## What you have to do
The entries below are to be repeated exactly as they stand.

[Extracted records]
--- Start ---

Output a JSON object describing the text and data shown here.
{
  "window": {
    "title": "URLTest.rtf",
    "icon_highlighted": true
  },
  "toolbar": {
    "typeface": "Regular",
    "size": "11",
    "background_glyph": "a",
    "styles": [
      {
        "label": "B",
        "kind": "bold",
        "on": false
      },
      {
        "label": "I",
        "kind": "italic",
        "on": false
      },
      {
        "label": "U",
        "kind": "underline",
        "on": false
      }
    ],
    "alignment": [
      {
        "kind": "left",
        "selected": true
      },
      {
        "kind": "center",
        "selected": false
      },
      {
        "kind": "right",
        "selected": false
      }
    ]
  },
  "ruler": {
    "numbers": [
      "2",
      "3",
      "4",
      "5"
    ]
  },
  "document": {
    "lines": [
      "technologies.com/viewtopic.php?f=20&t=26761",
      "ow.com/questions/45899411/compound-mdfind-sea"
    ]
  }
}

--- End ---

## Solved exercise
Output a JSON object describing the text and data shown here.
{
  "window": {
    "title": "URLTest.rtf",
    "icon_highlighted": true
  },
  "toolbar": {
    "typeface": "Regular",
    "size": "11",
    "background_glyph": "a",
    "styles": [
      {
        "label": "B",
        "kind": "bold",
        "on": false
      },
      {
        "label": "I",
        "kind": "italic",
        "on": false
      },
      {
        "label": "U",
        "kind": "underline",
        "on": false
      }
    ],
    "alignment": [
      {
        "kind": "left",
        "selected": true
      },
      {
        "kind": "center",
        "selected": false
      },
      {
        "kind": "right",
        "selected": false
      }
    ]
  },
  "ruler": {
    "numbers": [
      "2",
      "3",
      "4",
      "5"
    ]
  },
  "document": {
    "lines": [
      "technologies.com/viewtopic.php?f=20&t=26761",
      "ow.com/questions/45899411/compound-mdfind-sea"
    ]
  }
}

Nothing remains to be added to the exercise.